Entries with figure data:
◆ ◆ ◆ ◆

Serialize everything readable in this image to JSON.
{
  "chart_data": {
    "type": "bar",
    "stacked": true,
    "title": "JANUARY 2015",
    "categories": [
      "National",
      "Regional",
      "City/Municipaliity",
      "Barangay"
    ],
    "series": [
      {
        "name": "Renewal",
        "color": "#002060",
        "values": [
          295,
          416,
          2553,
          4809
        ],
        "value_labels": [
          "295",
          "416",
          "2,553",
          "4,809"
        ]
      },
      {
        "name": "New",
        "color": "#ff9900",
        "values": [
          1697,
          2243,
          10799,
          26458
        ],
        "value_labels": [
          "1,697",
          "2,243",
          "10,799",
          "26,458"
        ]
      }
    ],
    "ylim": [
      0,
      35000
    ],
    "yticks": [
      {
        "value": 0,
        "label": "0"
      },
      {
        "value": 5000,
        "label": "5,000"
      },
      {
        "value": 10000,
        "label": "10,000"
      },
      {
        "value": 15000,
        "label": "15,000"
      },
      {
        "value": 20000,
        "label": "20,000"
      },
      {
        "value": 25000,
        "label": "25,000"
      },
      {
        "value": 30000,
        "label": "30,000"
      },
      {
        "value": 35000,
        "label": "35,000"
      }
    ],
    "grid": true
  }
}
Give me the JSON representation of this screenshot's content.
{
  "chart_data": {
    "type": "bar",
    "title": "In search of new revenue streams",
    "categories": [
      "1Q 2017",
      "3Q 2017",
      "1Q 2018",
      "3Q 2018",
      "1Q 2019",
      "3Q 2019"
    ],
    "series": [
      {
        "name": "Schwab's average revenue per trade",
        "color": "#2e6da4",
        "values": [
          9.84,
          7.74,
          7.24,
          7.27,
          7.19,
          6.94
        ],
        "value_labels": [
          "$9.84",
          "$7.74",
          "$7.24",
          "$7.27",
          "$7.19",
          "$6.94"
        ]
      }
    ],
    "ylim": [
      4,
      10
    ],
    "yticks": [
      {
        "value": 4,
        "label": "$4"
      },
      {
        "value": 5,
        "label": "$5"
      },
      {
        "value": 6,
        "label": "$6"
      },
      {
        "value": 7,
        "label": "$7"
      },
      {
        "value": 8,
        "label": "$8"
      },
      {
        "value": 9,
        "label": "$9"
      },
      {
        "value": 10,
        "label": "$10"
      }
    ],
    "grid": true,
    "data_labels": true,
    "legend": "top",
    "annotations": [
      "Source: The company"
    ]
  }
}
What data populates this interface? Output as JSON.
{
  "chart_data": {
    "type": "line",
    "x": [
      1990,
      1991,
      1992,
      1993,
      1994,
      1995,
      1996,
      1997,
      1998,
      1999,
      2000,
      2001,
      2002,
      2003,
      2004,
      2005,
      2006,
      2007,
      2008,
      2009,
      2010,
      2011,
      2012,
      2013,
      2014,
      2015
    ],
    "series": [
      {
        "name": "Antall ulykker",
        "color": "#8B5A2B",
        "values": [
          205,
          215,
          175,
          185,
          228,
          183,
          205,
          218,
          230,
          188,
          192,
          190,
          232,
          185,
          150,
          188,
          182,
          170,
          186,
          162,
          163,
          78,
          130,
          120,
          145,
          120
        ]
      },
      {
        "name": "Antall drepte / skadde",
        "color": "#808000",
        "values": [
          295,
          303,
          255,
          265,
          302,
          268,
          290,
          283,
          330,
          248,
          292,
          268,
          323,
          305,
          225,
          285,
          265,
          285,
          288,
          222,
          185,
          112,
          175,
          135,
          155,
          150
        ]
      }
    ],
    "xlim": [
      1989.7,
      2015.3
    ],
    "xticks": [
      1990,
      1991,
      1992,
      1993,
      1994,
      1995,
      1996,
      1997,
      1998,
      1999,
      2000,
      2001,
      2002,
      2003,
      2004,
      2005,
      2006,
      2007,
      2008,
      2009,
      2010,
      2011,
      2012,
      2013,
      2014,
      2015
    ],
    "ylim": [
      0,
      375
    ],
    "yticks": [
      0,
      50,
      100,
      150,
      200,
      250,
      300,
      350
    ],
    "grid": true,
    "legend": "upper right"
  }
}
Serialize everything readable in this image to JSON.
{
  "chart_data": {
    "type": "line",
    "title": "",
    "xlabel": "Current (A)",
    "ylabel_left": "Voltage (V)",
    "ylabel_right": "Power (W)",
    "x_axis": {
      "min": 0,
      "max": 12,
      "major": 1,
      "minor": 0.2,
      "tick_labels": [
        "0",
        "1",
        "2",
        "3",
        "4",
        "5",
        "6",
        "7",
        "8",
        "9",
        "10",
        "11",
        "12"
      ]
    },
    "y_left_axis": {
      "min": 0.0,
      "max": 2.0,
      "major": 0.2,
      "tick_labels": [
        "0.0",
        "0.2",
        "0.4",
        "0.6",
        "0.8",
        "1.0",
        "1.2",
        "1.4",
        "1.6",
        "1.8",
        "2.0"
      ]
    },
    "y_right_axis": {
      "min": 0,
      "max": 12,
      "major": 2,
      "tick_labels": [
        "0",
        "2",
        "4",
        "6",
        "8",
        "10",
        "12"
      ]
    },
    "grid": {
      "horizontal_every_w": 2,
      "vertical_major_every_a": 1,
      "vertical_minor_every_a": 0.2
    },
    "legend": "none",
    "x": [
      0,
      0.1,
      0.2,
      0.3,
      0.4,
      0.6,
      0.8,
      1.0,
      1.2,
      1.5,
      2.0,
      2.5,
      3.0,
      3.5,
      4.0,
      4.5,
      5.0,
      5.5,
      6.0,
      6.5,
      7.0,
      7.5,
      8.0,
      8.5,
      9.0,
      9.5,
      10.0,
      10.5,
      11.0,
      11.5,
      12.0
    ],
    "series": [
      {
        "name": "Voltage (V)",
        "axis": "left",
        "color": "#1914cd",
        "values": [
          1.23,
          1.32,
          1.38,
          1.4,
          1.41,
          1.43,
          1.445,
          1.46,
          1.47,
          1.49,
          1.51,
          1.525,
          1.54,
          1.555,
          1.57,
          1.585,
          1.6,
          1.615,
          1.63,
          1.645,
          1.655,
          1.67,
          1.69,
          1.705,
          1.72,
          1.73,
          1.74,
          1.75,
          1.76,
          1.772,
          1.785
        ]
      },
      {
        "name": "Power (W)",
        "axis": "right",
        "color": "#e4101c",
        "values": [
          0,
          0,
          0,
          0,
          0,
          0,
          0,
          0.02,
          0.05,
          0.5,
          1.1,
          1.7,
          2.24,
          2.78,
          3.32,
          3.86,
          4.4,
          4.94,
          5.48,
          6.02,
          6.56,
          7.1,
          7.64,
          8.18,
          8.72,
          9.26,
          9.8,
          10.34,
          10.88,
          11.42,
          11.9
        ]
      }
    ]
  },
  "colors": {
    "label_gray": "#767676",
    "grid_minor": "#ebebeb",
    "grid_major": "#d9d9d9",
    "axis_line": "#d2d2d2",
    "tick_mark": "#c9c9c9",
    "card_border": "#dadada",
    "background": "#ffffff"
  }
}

◆ ◆ ◆ ◆

### [WHAT YOU HAVE TO DO]
List each line holding the string "true".

### [WORKED SOLUTION]
    "stacked": true,
    "grid": true
    "grid": true,
    "data_labels": true,
    "grid": true,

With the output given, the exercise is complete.